_STATED PROBLEM:_ Quote all of the data that follows exactly as written, skipping the images.

"""

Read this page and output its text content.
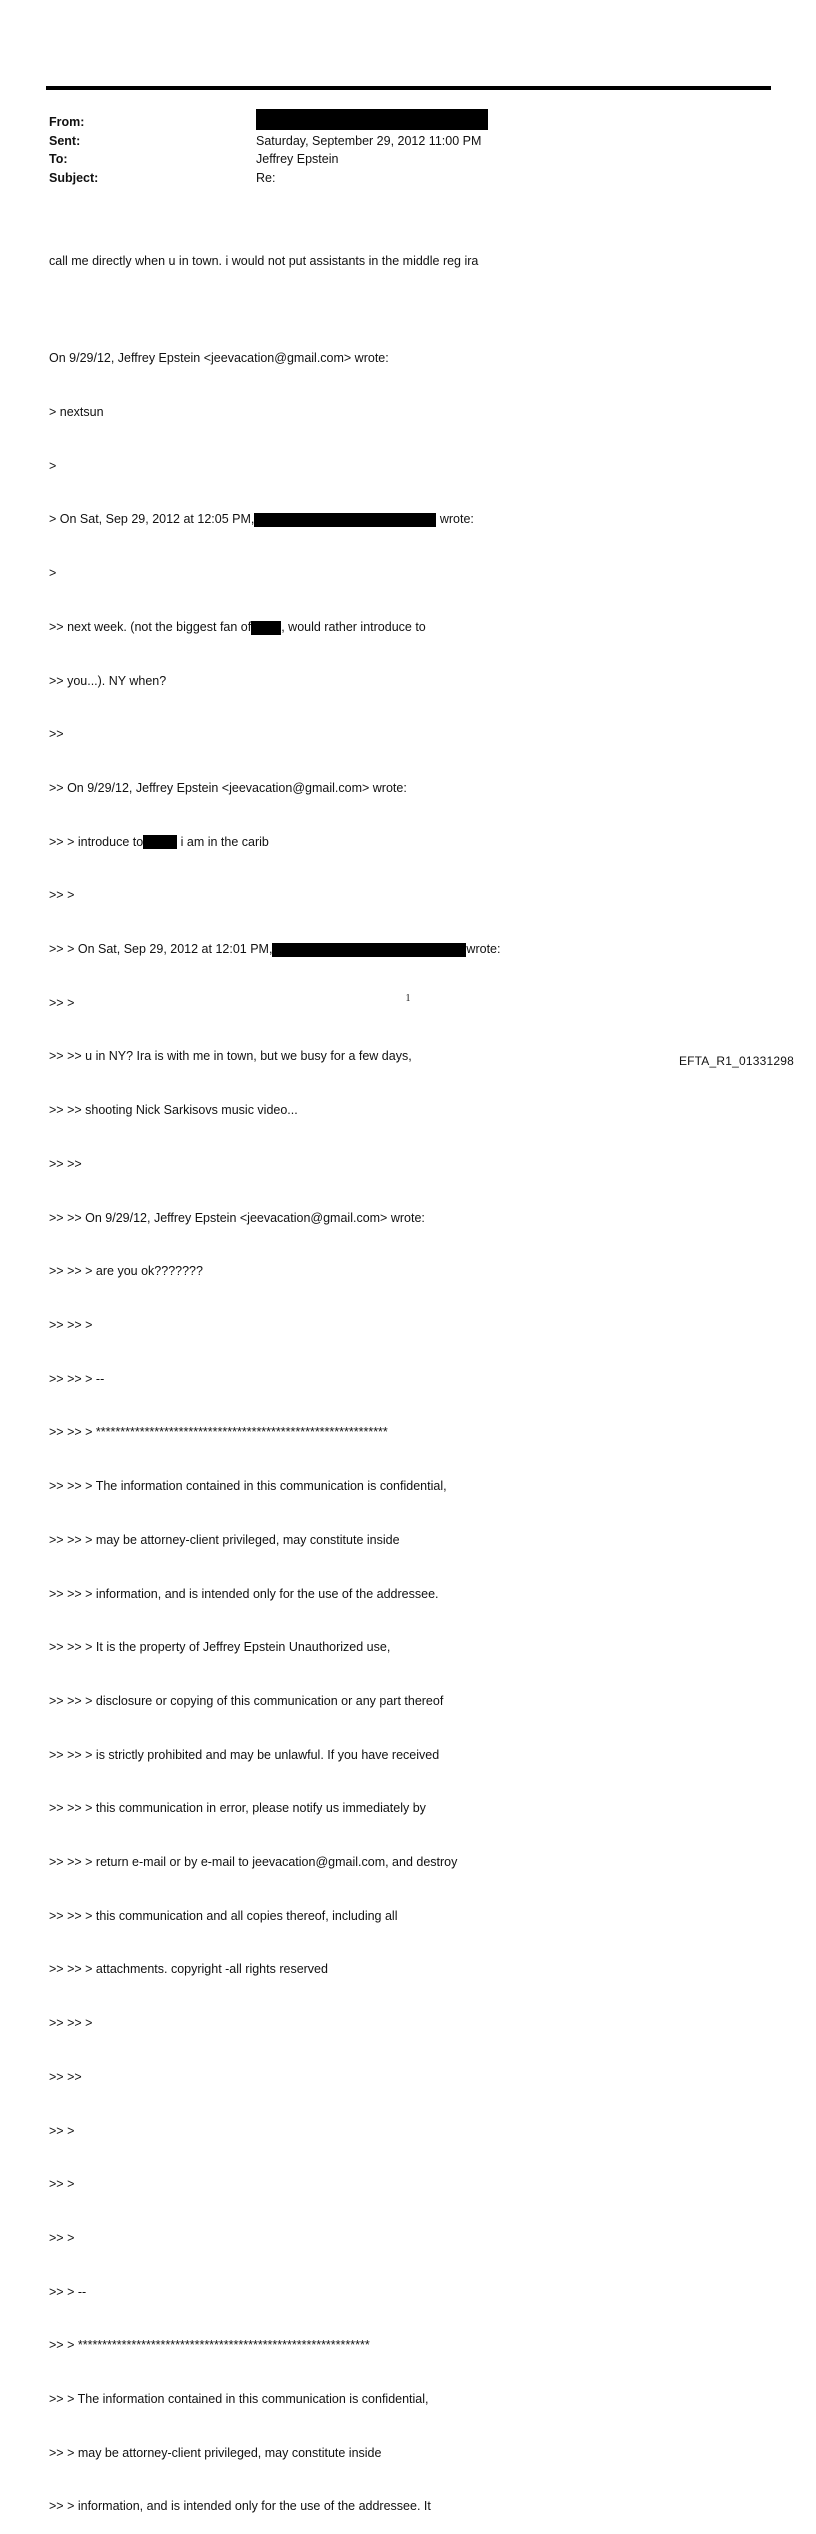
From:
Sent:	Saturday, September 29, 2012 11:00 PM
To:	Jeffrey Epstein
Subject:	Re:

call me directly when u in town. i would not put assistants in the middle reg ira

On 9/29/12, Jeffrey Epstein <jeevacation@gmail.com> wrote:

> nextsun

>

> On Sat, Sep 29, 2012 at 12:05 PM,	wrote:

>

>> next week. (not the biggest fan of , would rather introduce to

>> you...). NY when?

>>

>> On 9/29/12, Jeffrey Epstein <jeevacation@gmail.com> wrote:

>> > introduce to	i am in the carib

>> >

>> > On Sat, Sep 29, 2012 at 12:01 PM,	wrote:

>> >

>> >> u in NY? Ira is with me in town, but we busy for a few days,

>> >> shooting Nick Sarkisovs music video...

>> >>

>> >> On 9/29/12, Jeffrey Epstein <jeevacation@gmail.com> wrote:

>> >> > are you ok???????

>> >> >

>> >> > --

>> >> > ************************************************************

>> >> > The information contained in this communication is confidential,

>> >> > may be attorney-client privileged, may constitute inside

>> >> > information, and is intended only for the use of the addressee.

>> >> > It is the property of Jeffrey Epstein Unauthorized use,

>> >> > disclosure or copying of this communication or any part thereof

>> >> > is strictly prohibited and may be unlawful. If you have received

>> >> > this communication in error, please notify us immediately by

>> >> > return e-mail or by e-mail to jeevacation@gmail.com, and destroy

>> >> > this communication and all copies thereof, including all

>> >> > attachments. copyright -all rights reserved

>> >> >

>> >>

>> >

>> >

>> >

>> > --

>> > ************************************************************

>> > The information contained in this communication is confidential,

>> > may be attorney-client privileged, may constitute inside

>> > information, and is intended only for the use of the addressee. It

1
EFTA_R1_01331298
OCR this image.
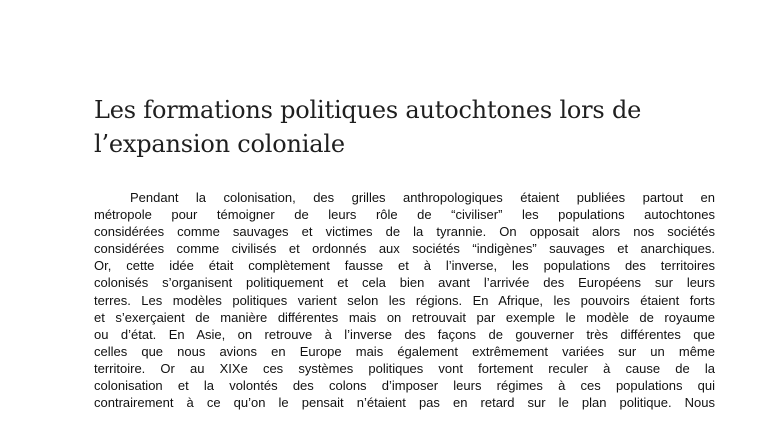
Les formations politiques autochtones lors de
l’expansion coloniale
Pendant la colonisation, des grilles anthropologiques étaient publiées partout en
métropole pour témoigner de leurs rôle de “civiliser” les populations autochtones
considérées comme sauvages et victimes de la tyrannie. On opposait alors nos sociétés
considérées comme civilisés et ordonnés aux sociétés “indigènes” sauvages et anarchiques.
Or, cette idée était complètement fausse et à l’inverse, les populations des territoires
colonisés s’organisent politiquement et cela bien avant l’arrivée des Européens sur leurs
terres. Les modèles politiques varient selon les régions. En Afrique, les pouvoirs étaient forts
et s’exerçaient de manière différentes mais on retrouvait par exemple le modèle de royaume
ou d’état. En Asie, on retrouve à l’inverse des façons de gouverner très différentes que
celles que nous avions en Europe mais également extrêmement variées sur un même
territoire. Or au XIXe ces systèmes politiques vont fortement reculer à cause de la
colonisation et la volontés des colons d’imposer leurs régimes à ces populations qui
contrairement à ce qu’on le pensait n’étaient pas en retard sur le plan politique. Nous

"""

_THE REPLY:_
Read this page and output its text content.
From:
Sent:	Saturday, September 29, 2012 11:00 PM
To:	Jeffrey Epstein
Subject:	Re:

call me directly when u in town. i would not put assistants in the middle reg ira

On 9/29/12, Jeffrey Epstein <jeevacation@gmail.com> wrote:

> nextsun

>

> On Sat, Sep 29, 2012 at 12:05 PM,	wrote:

>

>> next week. (not the biggest fan of , would rather introduce to

>> you...). NY when?

>>

>> On 9/29/12, Jeffrey Epstein <jeevacation@gmail.com> wrote:

>> > introduce to	i am in the carib

>> >

>> > On Sat, Sep 29, 2012 at 12:01 PM,	wrote:

>> >

>> >> u in NY? Ira is with me in town, but we busy for a few days,

>> >> shooting Nick Sarkisovs music video...

>> >>

>> >> On 9/29/12, Jeffrey Epstein <jeevacation@gmail.com> wrote:

>> >> > are you ok???????

>> >> >

>> >> > --

>> >> > ************************************************************

>> >> > The information contained in this communication is confidential,

>> >> > may be attorney-client privileged, may constitute inside

>> >> > information, and is intended only for the use of the addressee.

>> >> > It is the property of Jeffrey Epstein Unauthorized use,

>> >> > disclosure or copying of this communication or any part thereof

>> >> > is strictly prohibited and may be unlawful. If you have received

>> >> > this communication in error, please notify us immediately by

>> >> > return e-mail or by e-mail to jeevacation@gmail.com, and destroy

>> >> > this communication and all copies thereof, including all

>> >> > attachments. copyright -all rights reserved

>> >> >

>> >>

>> >

>> >

>> >

>> > --

>> > ************************************************************

>> > The information contained in this communication is confidential,

>> > may be attorney-client privileged, may constitute inside

>> > information, and is intended only for the use of the addressee. It

1
EFTA_R1_01331298
OCR this image.
Les formations politiques autochtones lors de
l’expansion coloniale
Pendant la colonisation, des grilles anthropologiques étaient publiées partout en
métropole pour témoigner de leurs rôle de “civiliser” les populations autochtones
considérées comme sauvages et victimes de la tyrannie. On opposait alors nos sociétés
considérées comme civilisés et ordonnés aux sociétés “indigènes” sauvages et anarchiques.
Or, cette idée était complètement fausse et à l’inverse, les populations des territoires
colonisés s’organisent politiquement et cela bien avant l’arrivée des Européens sur leurs
terres. Les modèles politiques varient selon les régions. En Afrique, les pouvoirs étaient forts
et s’exerçaient de manière différentes mais on retrouvait par exemple le modèle de royaume
ou d’état. En Asie, on retrouve à l’inverse des façons de gouverner très différentes que
celles que nous avions en Europe mais également extrêmement variées sur un même
territoire. Or au XIXe ces systèmes politiques vont fortement reculer à cause de la
colonisation et la volontés des colons d’imposer leurs régimes à ces populations qui
contrairement à ce qu’on le pensait n’étaient pas en retard sur le plan politique. Nous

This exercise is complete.